## [Task statement]
State the number of lines that contain "chevron", with no other text.

Dataset items:
------
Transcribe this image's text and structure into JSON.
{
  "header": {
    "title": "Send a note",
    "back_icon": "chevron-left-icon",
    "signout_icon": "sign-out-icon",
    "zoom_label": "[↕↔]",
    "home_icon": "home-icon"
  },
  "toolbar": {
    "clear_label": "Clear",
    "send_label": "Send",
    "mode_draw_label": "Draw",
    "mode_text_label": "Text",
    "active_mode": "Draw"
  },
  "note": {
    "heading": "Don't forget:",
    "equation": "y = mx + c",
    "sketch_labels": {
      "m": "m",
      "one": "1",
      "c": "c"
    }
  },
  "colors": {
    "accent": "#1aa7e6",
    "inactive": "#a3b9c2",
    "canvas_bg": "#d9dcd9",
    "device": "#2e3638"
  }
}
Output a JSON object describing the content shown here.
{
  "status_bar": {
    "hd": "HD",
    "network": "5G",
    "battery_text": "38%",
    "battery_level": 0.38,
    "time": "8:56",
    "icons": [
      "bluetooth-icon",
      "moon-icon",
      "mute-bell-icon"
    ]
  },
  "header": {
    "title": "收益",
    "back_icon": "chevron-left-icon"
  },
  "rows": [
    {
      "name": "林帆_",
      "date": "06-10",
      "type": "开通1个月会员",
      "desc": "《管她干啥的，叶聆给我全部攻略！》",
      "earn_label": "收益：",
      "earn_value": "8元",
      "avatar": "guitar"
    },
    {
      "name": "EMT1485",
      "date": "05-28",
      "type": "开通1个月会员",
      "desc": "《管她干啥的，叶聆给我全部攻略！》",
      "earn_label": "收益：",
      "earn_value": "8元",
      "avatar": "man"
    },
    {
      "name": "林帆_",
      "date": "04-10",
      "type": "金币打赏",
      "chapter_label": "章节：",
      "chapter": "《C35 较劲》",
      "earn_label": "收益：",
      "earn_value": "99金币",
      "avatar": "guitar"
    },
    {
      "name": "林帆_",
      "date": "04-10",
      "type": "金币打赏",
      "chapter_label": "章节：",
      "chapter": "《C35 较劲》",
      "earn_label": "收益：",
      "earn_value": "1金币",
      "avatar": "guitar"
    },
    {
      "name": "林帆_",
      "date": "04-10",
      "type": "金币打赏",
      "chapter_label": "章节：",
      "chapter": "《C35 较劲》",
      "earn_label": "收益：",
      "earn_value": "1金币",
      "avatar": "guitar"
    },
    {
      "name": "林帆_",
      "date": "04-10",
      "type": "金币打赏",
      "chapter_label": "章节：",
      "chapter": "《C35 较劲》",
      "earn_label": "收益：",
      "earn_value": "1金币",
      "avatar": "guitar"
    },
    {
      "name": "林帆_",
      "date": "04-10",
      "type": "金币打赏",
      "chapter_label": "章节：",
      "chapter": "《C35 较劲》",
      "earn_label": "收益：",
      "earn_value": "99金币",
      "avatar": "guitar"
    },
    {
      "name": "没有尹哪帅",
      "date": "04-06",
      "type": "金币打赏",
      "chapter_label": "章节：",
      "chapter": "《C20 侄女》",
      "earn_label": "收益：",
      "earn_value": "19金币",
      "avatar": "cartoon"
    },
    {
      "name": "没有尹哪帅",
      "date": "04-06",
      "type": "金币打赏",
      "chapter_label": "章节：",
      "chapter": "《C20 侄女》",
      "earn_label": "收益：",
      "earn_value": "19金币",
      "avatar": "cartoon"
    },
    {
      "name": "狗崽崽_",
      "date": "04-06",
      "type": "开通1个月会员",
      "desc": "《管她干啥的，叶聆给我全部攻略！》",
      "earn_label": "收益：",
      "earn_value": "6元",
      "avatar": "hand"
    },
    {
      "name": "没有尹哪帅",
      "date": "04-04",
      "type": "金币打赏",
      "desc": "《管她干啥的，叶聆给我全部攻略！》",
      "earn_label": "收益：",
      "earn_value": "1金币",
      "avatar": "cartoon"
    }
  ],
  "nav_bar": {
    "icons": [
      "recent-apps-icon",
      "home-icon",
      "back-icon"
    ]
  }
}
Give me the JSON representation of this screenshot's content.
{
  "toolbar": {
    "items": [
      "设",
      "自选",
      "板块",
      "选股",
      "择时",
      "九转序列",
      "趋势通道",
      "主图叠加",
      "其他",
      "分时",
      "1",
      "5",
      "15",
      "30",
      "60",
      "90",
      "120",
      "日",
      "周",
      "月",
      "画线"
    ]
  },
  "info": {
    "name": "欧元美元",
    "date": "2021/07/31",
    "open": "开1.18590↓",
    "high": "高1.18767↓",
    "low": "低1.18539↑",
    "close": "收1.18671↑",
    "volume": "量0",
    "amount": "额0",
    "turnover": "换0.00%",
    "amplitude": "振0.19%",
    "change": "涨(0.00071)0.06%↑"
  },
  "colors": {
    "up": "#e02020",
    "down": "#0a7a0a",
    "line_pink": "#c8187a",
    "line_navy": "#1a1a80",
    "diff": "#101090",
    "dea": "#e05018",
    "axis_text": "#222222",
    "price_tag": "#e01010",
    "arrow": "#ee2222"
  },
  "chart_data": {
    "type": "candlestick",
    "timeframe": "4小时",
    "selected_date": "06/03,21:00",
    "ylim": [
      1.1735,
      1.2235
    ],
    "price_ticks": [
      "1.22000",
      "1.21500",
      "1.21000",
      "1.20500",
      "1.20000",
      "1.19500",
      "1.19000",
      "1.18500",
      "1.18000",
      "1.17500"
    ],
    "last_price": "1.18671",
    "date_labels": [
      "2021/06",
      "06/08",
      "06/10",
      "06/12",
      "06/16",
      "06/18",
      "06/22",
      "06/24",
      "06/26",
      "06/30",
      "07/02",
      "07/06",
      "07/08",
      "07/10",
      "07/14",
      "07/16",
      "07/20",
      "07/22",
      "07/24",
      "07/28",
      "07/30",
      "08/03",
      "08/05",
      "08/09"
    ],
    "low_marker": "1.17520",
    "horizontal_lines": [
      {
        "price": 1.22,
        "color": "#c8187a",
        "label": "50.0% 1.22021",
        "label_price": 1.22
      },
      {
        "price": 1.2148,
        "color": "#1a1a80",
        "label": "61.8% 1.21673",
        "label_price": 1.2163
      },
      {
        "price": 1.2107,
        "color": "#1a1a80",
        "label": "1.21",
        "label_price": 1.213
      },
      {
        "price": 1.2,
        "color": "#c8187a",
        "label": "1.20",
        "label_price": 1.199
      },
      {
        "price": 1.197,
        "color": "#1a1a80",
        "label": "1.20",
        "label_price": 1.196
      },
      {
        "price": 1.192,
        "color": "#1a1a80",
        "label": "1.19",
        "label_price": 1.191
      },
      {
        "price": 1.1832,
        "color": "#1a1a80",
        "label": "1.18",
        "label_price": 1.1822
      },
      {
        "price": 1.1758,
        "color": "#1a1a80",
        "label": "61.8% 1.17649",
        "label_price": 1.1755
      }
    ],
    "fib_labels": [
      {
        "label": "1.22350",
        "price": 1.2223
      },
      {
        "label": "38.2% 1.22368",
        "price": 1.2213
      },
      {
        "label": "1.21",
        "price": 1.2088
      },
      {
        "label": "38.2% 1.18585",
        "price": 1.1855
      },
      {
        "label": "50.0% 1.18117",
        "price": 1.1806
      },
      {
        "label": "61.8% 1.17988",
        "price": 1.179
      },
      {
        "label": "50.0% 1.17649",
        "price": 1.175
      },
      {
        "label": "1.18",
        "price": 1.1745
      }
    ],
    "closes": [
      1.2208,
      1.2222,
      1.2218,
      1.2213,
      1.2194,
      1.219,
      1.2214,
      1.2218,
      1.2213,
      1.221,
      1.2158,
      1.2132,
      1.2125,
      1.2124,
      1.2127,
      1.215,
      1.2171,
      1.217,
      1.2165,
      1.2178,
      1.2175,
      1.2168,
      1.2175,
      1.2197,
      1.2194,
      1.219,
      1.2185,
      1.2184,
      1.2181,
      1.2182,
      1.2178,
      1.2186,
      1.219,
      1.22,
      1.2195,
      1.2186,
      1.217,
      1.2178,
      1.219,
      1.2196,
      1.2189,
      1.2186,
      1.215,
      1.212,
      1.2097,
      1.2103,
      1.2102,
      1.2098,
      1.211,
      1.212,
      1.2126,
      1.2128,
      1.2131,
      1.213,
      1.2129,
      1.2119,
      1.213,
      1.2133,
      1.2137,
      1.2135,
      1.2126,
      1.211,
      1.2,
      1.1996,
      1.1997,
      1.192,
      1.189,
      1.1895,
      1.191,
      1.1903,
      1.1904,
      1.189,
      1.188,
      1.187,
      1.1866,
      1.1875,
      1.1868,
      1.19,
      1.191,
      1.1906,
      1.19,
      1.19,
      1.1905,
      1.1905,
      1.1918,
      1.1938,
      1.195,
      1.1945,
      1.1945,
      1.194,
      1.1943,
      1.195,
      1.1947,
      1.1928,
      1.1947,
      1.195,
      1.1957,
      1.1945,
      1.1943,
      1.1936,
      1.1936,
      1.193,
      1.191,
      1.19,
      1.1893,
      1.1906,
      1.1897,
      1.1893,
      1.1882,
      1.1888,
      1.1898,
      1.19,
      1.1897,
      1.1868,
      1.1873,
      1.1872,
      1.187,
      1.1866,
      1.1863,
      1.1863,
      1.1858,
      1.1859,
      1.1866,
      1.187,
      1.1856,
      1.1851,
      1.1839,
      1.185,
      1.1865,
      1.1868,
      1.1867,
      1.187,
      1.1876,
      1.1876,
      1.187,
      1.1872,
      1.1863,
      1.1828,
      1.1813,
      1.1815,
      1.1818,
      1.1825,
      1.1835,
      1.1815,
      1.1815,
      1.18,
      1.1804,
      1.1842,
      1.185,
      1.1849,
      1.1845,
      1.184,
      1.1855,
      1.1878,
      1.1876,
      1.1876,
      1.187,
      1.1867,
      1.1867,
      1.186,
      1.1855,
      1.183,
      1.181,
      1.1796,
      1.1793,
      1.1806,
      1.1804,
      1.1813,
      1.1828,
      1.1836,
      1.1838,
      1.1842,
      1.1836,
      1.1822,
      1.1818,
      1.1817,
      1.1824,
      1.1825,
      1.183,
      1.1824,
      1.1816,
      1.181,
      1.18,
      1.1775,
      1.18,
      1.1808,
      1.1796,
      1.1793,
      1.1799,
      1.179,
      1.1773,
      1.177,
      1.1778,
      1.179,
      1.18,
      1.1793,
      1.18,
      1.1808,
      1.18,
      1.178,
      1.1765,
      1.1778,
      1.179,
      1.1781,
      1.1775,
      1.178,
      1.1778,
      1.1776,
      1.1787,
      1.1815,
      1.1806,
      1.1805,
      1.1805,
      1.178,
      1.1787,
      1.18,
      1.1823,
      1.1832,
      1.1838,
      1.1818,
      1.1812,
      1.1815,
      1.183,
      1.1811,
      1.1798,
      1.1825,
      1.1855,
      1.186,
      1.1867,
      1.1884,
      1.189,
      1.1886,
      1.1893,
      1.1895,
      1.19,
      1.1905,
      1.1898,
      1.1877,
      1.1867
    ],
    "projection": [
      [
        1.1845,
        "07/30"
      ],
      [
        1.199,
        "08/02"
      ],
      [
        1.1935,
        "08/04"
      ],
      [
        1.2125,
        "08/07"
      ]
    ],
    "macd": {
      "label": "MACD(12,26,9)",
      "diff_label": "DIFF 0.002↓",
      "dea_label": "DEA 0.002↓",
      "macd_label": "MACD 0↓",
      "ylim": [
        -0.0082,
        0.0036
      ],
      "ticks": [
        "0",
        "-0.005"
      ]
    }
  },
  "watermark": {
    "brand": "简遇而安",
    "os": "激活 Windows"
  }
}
------
## [Response to this exercise]
2